Saved data entries
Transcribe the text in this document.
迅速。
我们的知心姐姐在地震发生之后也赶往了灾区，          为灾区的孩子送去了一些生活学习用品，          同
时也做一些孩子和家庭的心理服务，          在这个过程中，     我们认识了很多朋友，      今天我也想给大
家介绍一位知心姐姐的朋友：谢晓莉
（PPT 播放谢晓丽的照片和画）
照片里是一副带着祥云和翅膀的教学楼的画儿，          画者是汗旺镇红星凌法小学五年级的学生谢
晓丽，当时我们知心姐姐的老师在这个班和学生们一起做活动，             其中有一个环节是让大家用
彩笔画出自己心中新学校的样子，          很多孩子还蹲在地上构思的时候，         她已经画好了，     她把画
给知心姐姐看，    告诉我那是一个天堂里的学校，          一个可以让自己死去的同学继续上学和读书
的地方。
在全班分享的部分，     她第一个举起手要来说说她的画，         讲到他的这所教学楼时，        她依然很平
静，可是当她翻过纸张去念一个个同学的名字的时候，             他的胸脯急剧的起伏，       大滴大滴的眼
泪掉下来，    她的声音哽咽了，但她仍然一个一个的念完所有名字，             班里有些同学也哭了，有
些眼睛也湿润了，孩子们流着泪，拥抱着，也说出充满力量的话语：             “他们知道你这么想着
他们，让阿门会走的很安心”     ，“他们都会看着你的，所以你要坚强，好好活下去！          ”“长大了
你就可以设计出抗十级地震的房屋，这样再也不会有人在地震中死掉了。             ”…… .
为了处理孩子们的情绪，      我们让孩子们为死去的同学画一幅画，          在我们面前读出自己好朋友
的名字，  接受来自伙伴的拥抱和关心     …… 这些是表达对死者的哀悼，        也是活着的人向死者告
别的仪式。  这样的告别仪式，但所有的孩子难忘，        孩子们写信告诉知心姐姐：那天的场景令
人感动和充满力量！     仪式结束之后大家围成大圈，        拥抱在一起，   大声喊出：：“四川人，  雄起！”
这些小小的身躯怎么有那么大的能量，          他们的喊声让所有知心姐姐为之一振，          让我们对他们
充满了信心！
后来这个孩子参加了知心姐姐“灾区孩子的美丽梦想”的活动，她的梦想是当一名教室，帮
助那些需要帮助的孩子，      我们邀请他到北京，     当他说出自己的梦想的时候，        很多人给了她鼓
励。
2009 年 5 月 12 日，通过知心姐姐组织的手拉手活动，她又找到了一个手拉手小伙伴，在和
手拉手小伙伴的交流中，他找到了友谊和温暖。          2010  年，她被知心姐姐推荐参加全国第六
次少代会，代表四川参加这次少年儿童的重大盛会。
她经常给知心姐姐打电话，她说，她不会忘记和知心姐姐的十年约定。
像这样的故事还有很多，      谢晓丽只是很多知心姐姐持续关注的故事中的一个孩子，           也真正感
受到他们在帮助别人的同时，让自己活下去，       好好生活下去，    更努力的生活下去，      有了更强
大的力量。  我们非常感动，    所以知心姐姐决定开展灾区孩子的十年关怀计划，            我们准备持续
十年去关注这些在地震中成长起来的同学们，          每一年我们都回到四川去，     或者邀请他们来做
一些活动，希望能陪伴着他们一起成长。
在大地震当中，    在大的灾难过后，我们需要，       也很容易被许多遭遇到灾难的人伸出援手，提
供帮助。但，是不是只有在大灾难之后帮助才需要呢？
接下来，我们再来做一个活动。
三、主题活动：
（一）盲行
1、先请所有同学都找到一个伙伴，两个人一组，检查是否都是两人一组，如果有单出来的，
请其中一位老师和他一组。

• **WRITTEN INSTRUCTION**:
The entries above must be returned in full, exactly as shown.

• **TASK RESPONSE**:
Transcribe the text in this document.
迅速。
我们的知心姐姐在地震发生之后也赶往了灾区，          为灾区的孩子送去了一些生活学习用品，          同
时也做一些孩子和家庭的心理服务，          在这个过程中，     我们认识了很多朋友，      今天我也想给大
家介绍一位知心姐姐的朋友：谢晓莉
（PPT 播放谢晓丽的照片和画）
照片里是一副带着祥云和翅膀的教学楼的画儿，          画者是汗旺镇红星凌法小学五年级的学生谢
晓丽，当时我们知心姐姐的老师在这个班和学生们一起做活动，             其中有一个环节是让大家用
彩笔画出自己心中新学校的样子，          很多孩子还蹲在地上构思的时候，         她已经画好了，     她把画
给知心姐姐看，    告诉我那是一个天堂里的学校，          一个可以让自己死去的同学继续上学和读书
的地方。
在全班分享的部分，     她第一个举起手要来说说她的画，         讲到他的这所教学楼时，        她依然很平
静，可是当她翻过纸张去念一个个同学的名字的时候，             他的胸脯急剧的起伏，       大滴大滴的眼
泪掉下来，    她的声音哽咽了，但她仍然一个一个的念完所有名字，             班里有些同学也哭了，有
些眼睛也湿润了，孩子们流着泪，拥抱着，也说出充满力量的话语：             “他们知道你这么想着
他们，让阿门会走的很安心”     ，“他们都会看着你的，所以你要坚强，好好活下去！          ”“长大了
你就可以设计出抗十级地震的房屋，这样再也不会有人在地震中死掉了。             ”…… .
为了处理孩子们的情绪，      我们让孩子们为死去的同学画一幅画，          在我们面前读出自己好朋友
的名字，  接受来自伙伴的拥抱和关心     …… 这些是表达对死者的哀悼，        也是活着的人向死者告
别的仪式。  这样的告别仪式，但所有的孩子难忘，        孩子们写信告诉知心姐姐：那天的场景令
人感动和充满力量！     仪式结束之后大家围成大圈，        拥抱在一起，   大声喊出：：“四川人，  雄起！”
这些小小的身躯怎么有那么大的能量，          他们的喊声让所有知心姐姐为之一振，          让我们对他们
充满了信心！
后来这个孩子参加了知心姐姐“灾区孩子的美丽梦想”的活动，她的梦想是当一名教室，帮
助那些需要帮助的孩子，      我们邀请他到北京，     当他说出自己的梦想的时候，        很多人给了她鼓
励。
2009 年 5 月 12 日，通过知心姐姐组织的手拉手活动，她又找到了一个手拉手小伙伴，在和
手拉手小伙伴的交流中，他找到了友谊和温暖。          2010  年，她被知心姐姐推荐参加全国第六
次少代会，代表四川参加这次少年儿童的重大盛会。
她经常给知心姐姐打电话，她说，她不会忘记和知心姐姐的十年约定。
像这样的故事还有很多，      谢晓丽只是很多知心姐姐持续关注的故事中的一个孩子，           也真正感
受到他们在帮助别人的同时，让自己活下去，       好好生活下去，    更努力的生活下去，      有了更强
大的力量。  我们非常感动，    所以知心姐姐决定开展灾区孩子的十年关怀计划，            我们准备持续
十年去关注这些在地震中成长起来的同学们，          每一年我们都回到四川去，     或者邀请他们来做
一些活动，希望能陪伴着他们一起成长。
在大地震当中，    在大的灾难过后，我们需要，       也很容易被许多遭遇到灾难的人伸出援手，提
供帮助。但，是不是只有在大灾难之后帮助才需要呢？
接下来，我们再来做一个活动。
三、主题活动：
（一）盲行
1、先请所有同学都找到一个伙伴，两个人一组，检查是否都是两人一组，如果有单出来的，
请其中一位老师和他一组。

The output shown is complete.